### Input data
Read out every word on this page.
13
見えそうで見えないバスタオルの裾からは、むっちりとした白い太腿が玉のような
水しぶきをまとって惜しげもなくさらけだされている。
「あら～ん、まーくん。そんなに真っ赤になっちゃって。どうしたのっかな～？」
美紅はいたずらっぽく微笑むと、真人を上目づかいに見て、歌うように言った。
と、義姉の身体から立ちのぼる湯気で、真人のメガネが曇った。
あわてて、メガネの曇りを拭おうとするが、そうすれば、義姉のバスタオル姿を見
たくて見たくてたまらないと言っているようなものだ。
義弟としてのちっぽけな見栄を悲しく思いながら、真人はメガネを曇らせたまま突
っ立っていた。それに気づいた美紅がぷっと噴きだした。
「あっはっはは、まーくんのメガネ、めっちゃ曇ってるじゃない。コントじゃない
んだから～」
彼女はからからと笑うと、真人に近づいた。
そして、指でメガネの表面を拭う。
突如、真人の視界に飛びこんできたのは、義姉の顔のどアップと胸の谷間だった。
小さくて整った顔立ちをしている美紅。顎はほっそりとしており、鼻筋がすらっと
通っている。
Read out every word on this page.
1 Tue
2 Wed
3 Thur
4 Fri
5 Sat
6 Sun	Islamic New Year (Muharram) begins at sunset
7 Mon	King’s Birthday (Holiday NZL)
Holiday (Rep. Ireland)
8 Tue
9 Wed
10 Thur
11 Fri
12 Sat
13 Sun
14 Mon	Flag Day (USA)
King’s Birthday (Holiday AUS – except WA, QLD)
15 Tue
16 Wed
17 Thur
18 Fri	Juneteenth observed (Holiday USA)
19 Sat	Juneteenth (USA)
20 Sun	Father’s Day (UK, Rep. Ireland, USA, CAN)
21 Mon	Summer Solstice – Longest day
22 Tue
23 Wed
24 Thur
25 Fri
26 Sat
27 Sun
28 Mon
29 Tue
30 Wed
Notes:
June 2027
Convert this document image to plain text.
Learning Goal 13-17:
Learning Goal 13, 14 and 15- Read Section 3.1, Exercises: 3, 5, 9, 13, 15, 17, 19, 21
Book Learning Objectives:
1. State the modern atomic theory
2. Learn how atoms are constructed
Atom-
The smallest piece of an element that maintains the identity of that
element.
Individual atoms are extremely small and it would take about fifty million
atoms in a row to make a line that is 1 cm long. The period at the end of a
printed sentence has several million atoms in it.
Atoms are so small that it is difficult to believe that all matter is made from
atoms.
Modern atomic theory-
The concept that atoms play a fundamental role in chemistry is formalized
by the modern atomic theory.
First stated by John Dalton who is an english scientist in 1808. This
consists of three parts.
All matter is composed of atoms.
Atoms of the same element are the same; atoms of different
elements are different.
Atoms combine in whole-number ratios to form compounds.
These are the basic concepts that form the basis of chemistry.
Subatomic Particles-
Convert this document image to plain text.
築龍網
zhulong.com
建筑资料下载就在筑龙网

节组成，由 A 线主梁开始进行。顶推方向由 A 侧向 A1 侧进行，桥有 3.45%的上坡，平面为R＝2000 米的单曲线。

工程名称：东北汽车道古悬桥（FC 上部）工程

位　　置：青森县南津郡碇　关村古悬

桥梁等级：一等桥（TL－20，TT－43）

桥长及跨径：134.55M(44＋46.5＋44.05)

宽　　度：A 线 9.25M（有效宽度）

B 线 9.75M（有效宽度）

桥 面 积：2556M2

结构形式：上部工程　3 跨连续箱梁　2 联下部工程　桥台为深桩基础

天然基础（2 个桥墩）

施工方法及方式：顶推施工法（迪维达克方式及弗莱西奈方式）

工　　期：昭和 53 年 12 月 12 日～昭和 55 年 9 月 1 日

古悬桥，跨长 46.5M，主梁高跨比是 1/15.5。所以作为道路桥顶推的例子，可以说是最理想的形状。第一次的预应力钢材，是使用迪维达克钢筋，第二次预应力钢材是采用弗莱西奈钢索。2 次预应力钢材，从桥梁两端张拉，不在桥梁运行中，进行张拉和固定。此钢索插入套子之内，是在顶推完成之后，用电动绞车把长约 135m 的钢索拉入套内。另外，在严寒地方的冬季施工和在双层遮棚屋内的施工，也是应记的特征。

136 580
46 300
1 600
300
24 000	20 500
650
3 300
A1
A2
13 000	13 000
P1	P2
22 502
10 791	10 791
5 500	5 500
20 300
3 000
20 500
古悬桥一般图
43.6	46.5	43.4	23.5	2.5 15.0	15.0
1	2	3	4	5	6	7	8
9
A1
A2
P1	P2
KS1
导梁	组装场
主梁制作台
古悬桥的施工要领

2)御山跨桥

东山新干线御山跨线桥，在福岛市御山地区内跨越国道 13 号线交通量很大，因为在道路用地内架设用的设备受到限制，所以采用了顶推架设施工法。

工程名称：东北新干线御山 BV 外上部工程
######
Aim of the exercise -> Make a verbatim copy of every entry shown above.

Result of this exercise ->
Read out every word on this page.
13
見えそうで見えないバスタオルの裾からは、むっちりとした白い太腿が玉のような
水しぶきをまとって惜しげもなくさらけだされている。
「あら～ん、まーくん。そんなに真っ赤になっちゃって。どうしたのっかな～？」
美紅はいたずらっぽく微笑むと、真人を上目づかいに見て、歌うように言った。
と、義姉の身体から立ちのぼる湯気で、真人のメガネが曇った。
あわてて、メガネの曇りを拭おうとするが、そうすれば、義姉のバスタオル姿を見
たくて見たくてたまらないと言っているようなものだ。
義弟としてのちっぽけな見栄を悲しく思いながら、真人はメガネを曇らせたまま突
っ立っていた。それに気づいた美紅がぷっと噴きだした。
「あっはっはは、まーくんのメガネ、めっちゃ曇ってるじゃない。コントじゃない
んだから～」
彼女はからからと笑うと、真人に近づいた。
そして、指でメガネの表面を拭う。
突如、真人の視界に飛びこんできたのは、義姉の顔のどアップと胸の谷間だった。
小さくて整った顔立ちをしている美紅。顎はほっそりとしており、鼻筋がすらっと
通っている。
Read out every word on this page.
1 Tue
2 Wed
3 Thur
4 Fri
5 Sat
6 Sun	Islamic New Year (Muharram) begins at sunset
7 Mon	King’s Birthday (Holiday NZL)
Holiday (Rep. Ireland)
8 Tue
9 Wed
10 Thur
11 Fri
12 Sat
13 Sun
14 Mon	Flag Day (USA)
King’s Birthday (Holiday AUS – except WA, QLD)
15 Tue
16 Wed
17 Thur
18 Fri	Juneteenth observed (Holiday USA)
19 Sat	Juneteenth (USA)
20 Sun	Father’s Day (UK, Rep. Ireland, USA, CAN)
21 Mon	Summer Solstice – Longest day
22 Tue
23 Wed
24 Thur
25 Fri
26 Sat
27 Sun
28 Mon
29 Tue
30 Wed
Notes:
June 2027
Convert this document image to plain text.
Learning Goal 13-17:
Learning Goal 13, 14 and 15- Read Section 3.1, Exercises: 3, 5, 9, 13, 15, 17, 19, 21
Book Learning Objectives:
1. State the modern atomic theory
2. Learn how atoms are constructed
Atom-
The smallest piece of an element that maintains the identity of that
element.
Individual atoms are extremely small and it would take about fifty million
atoms in a row to make a line that is 1 cm long. The period at the end of a
printed sentence has several million atoms in it.
Atoms are so small that it is difficult to believe that all matter is made from
atoms.
Modern atomic theory-
The concept that atoms play a fundamental role in chemistry is formalized
by the modern atomic theory.
First stated by John Dalton who is an english scientist in 1808. This
consists of three parts.
All matter is composed of atoms.
Atoms of the same element are the same; atoms of different
elements are different.
Atoms combine in whole-number ratios to form compounds.
These are the basic concepts that form the basis of chemistry.
Subatomic Particles-
Convert this document image to plain text.
築龍網
zhulong.com
建筑资料下载就在筑龙网

节组成，由 A 线主梁开始进行。顶推方向由 A 侧向 A1 侧进行，桥有 3.45%的上坡，平面为R＝2000 米的单曲线。

工程名称：东北汽车道古悬桥（FC 上部）工程

位　　置：青森县南津郡碇　关村古悬

桥梁等级：一等桥（TL－20，TT－43）

桥长及跨径：134.55M(44＋46.5＋44.05)

宽　　度：A 线 9.25M（有效宽度）

B 线 9.75M（有效宽度）

桥 面 积：2556M2

结构形式：上部工程　3 跨连续箱梁　2 联下部工程　桥台为深桩基础

天然基础（2 个桥墩）

施工方法及方式：顶推施工法（迪维达克方式及弗莱西奈方式）

工　　期：昭和 53 年 12 月 12 日～昭和 55 年 9 月 1 日

古悬桥，跨长 46.5M，主梁高跨比是 1/15.5。所以作为道路桥顶推的例子，可以说是最理想的形状。第一次的预应力钢材，是使用迪维达克钢筋，第二次预应力钢材是采用弗莱西奈钢索。2 次预应力钢材，从桥梁两端张拉，不在桥梁运行中，进行张拉和固定。此钢索插入套子之内，是在顶推完成之后，用电动绞车把长约 135m 的钢索拉入套内。另外，在严寒地方的冬季施工和在双层遮棚屋内的施工，也是应记的特征。

136 580
46 300
1 600
300
24 000	20 500
650
3 300
A1
A2
13 000	13 000
P1	P2
22 502
10 791	10 791
5 500	5 500
20 300
3 000
20 500
古悬桥一般图
43.6	46.5	43.4	23.5	2.5 15.0	15.0
1	2	3	4	5	6	7	8
9
A1
A2
P1	P2
KS1
导梁	组装场
主梁制作台
古悬桥的施工要领

2)御山跨桥

东山新干线御山跨线桥，在福岛市御山地区内跨越国道 13 号线交通量很大，因为在道路用地内架设用的设备受到限制，所以采用了顶推架设施工法。

工程名称：东北新干线御山 BV 外上部工程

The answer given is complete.